### WORK TO DO:
Write out every line of the records below word for word.

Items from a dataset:
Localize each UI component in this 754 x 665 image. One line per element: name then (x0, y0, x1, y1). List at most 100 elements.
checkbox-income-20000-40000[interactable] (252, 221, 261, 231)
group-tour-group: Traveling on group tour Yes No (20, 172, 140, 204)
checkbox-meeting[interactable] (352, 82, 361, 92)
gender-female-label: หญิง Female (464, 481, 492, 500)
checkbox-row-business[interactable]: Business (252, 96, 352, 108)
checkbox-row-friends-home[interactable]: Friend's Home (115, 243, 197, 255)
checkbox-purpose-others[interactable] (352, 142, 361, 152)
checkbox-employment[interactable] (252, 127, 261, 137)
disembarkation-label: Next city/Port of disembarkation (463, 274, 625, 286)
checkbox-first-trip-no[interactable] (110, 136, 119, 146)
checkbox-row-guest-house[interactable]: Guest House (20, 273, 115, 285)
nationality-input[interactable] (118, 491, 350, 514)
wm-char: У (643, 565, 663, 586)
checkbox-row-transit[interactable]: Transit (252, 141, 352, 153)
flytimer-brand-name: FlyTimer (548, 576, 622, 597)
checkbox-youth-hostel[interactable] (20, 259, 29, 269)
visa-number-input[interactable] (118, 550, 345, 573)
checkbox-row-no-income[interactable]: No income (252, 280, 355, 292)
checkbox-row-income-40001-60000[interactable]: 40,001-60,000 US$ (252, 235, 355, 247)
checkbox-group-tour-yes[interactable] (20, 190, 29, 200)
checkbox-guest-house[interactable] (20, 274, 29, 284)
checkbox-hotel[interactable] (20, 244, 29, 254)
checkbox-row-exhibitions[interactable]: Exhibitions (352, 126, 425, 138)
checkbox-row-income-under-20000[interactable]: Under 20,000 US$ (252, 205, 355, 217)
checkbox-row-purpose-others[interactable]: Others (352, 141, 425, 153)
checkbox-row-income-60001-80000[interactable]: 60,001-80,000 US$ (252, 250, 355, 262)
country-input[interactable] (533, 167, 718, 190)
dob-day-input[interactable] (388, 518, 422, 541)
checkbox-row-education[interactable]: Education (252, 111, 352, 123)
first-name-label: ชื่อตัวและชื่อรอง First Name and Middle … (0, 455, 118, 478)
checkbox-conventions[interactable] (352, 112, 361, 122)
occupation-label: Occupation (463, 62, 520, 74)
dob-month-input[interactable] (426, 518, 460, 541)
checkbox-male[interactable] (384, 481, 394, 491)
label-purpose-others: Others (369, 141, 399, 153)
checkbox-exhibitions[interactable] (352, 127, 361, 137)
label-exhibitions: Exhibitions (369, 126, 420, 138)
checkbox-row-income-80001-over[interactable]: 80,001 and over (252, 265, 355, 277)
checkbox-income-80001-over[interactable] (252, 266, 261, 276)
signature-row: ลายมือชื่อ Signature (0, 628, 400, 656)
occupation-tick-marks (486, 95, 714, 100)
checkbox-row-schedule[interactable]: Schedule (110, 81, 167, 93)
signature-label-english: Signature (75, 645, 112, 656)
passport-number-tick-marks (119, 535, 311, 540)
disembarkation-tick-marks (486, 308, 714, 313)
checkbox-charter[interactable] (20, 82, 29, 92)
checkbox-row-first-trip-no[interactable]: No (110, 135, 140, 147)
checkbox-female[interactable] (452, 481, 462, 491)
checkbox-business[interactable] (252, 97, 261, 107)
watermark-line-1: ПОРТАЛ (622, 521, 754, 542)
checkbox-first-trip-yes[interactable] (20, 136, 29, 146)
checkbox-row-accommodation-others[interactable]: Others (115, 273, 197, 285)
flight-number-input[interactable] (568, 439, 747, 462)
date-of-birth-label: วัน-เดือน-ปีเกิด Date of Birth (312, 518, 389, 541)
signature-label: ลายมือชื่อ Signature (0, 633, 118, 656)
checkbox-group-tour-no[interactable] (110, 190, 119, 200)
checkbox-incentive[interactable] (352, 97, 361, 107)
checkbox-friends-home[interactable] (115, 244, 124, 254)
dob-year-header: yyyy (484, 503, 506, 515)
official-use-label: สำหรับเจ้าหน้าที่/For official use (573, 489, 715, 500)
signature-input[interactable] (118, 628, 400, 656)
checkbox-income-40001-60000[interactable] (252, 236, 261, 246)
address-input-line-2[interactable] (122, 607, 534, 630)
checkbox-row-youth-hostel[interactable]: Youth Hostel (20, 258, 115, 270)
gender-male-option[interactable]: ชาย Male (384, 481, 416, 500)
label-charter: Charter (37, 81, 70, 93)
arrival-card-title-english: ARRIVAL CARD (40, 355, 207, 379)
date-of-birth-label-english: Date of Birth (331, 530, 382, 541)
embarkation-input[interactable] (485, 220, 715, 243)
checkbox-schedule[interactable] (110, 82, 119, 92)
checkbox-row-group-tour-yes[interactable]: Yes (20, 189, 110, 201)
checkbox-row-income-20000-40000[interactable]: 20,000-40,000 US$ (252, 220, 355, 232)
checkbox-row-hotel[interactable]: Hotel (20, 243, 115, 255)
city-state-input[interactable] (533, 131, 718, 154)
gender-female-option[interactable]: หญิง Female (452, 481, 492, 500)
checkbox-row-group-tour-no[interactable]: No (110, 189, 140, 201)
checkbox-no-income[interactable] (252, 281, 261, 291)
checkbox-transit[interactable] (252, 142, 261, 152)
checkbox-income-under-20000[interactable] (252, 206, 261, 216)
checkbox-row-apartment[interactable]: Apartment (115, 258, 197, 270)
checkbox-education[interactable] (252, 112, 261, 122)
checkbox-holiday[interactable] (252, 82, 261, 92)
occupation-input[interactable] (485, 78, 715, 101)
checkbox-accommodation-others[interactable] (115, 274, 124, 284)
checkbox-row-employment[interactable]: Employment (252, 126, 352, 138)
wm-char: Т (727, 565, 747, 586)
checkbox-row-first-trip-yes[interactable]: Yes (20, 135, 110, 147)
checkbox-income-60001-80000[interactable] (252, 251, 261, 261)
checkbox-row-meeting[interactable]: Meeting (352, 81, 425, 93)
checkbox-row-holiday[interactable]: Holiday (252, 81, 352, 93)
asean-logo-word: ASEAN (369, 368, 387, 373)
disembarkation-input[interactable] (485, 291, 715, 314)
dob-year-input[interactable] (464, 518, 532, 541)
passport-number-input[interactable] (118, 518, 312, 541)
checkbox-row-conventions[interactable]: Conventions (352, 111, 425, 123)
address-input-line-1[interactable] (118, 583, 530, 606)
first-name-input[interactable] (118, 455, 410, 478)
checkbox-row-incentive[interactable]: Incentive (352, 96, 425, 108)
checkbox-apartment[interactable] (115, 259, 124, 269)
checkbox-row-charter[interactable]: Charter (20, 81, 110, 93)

### SOLUTION TO THIS EXERCISE:
Localize each UI component in this 754 x 665 image. One line per element: name then (x0, y0, x1, y1). List at most 100 elements.
checkbox-income-20000-40000[interactable] (252, 221, 261, 231)
group-tour-group: Traveling on group tour Yes No (20, 172, 140, 204)
checkbox-meeting[interactable] (352, 82, 361, 92)
gender-female-label: หญิง Female (464, 481, 492, 500)
checkbox-row-business[interactable]: Business (252, 96, 352, 108)
checkbox-row-friends-home[interactable]: Friend's Home (115, 243, 197, 255)
checkbox-purpose-others[interactable] (352, 142, 361, 152)
checkbox-employment[interactable] (252, 127, 261, 137)
disembarkation-label: Next city/Port of disembarkation (463, 274, 625, 286)
checkbox-first-trip-no[interactable] (110, 136, 119, 146)
checkbox-row-guest-house[interactable]: Guest House (20, 273, 115, 285)
nationality-input[interactable] (118, 491, 350, 514)
wm-char: У (643, 565, 663, 586)
checkbox-row-transit[interactable]: Transit (252, 141, 352, 153)
flytimer-brand-name: FlyTimer (548, 576, 622, 597)
checkbox-youth-hostel[interactable] (20, 259, 29, 269)
visa-number-input[interactable] (118, 550, 345, 573)
checkbox-row-no-income[interactable]: No income (252, 280, 355, 292)
checkbox-row-income-40001-60000[interactable]: 40,001-60,000 US$ (252, 235, 355, 247)
checkbox-group-tour-yes[interactable] (20, 190, 29, 200)
checkbox-guest-house[interactable] (20, 274, 29, 284)
checkbox-hotel[interactable] (20, 244, 29, 254)
checkbox-row-exhibitions[interactable]: Exhibitions (352, 126, 425, 138)
checkbox-row-income-under-20000[interactable]: Under 20,000 US$ (252, 205, 355, 217)
checkbox-row-purpose-others[interactable]: Others (352, 141, 425, 153)
checkbox-row-income-60001-80000[interactable]: 60,001-80,000 US$ (252, 250, 355, 262)
country-input[interactable] (533, 167, 718, 190)
dob-day-input[interactable] (388, 518, 422, 541)
checkbox-row-education[interactable]: Education (252, 111, 352, 123)
first-name-label: ชื่อตัวและชื่อรอง First Name and Middle … (0, 455, 118, 478)
checkbox-conventions[interactable] (352, 112, 361, 122)
occupation-label: Occupation (463, 62, 520, 74)
dob-month-input[interactable] (426, 518, 460, 541)
checkbox-male[interactable] (384, 481, 394, 491)
label-purpose-others: Others (369, 141, 399, 153)
checkbox-exhibitions[interactable] (352, 127, 361, 137)
label-exhibitions: Exhibitions (369, 126, 420, 138)
checkbox-row-income-80001-over[interactable]: 80,001 and over (252, 265, 355, 277)
checkbox-income-80001-over[interactable] (252, 266, 261, 276)
signature-row: ลายมือชื่อ Signature (0, 628, 400, 656)
occupation-tick-marks (486, 95, 714, 100)
checkbox-row-schedule[interactable]: Schedule (110, 81, 167, 93)
signature-label-english: Signature (75, 645, 112, 656)
passport-number-tick-marks (119, 535, 311, 540)
disembarkation-tick-marks (486, 308, 714, 313)
checkbox-charter[interactable] (20, 82, 29, 92)
checkbox-row-first-trip-no[interactable]: No (110, 135, 140, 147)
checkbox-female[interactable] (452, 481, 462, 491)
checkbox-business[interactable] (252, 97, 261, 107)
watermark-line-1: ПОРТАЛ (622, 521, 754, 542)
checkbox-first-trip-yes[interactable] (20, 136, 29, 146)
checkbox-row-accommodation-others[interactable]: Others (115, 273, 197, 285)
flight-number-input[interactable] (568, 439, 747, 462)
date-of-birth-label: วัน-เดือน-ปีเกิด Date of Birth (312, 518, 389, 541)
signature-label: ลายมือชื่อ Signature (0, 633, 118, 656)
checkbox-group-tour-no[interactable] (110, 190, 119, 200)
checkbox-incentive[interactable] (352, 97, 361, 107)
checkbox-friends-home[interactable] (115, 244, 124, 254)
dob-year-header: yyyy (484, 503, 506, 515)
official-use-label: สำหรับเจ้าหน้าที่/For official use (573, 489, 715, 500)
signature-input[interactable] (118, 628, 400, 656)
checkbox-income-40001-60000[interactable] (252, 236, 261, 246)
address-input-line-2[interactable] (122, 607, 534, 630)
checkbox-row-youth-hostel[interactable]: Youth Hostel (20, 258, 115, 270)
gender-male-option[interactable]: ชาย Male (384, 481, 416, 500)
label-charter: Charter (37, 81, 70, 93)
arrival-card-title-english: ARRIVAL CARD (40, 355, 207, 379)
date-of-birth-label-english: Date of Birth (331, 530, 382, 541)
embarkation-input[interactable] (485, 220, 715, 243)
checkbox-schedule[interactable] (110, 82, 119, 92)
checkbox-row-group-tour-yes[interactable]: Yes (20, 189, 110, 201)
checkbox-row-income-20000-40000[interactable]: 20,000-40,000 US$ (252, 220, 355, 232)
checkbox-row-hotel[interactable]: Hotel (20, 243, 115, 255)
city-state-input[interactable] (533, 131, 718, 154)
gender-female-option[interactable]: หญิง Female (452, 481, 492, 500)
checkbox-row-group-tour-no[interactable]: No (110, 189, 140, 201)
checkbox-no-income[interactable] (252, 281, 261, 291)
checkbox-transit[interactable] (252, 142, 261, 152)
checkbox-income-under-20000[interactable] (252, 206, 261, 216)
checkbox-row-apartment[interactable]: Apartment (115, 258, 197, 270)
checkbox-education[interactable] (252, 112, 261, 122)
checkbox-holiday[interactable] (252, 82, 261, 92)
occupation-input[interactable] (485, 78, 715, 101)
checkbox-accommodation-others[interactable] (115, 274, 124, 284)
checkbox-row-employment[interactable]: Employment (252, 126, 352, 138)
wm-char: Т (727, 565, 747, 586)
checkbox-row-first-trip-yes[interactable]: Yes (20, 135, 110, 147)
checkbox-income-60001-80000[interactable] (252, 251, 261, 261)
checkbox-row-meeting[interactable]: Meeting (352, 81, 425, 93)
checkbox-row-holiday[interactable]: Holiday (252, 81, 352, 93)
asean-logo-word: ASEAN (369, 368, 387, 373)
disembarkation-input[interactable] (485, 291, 715, 314)
dob-year-input[interactable] (464, 518, 532, 541)
passport-number-input[interactable] (118, 518, 312, 541)
checkbox-row-conventions[interactable]: Conventions (352, 111, 425, 123)
address-input-line-1[interactable] (118, 583, 530, 606)
first-name-input[interactable] (118, 455, 410, 478)
checkbox-row-incentive[interactable]: Incentive (352, 96, 425, 108)
checkbox-apartment[interactable] (115, 259, 124, 269)
checkbox-row-charter[interactable]: Charter (20, 81, 110, 93)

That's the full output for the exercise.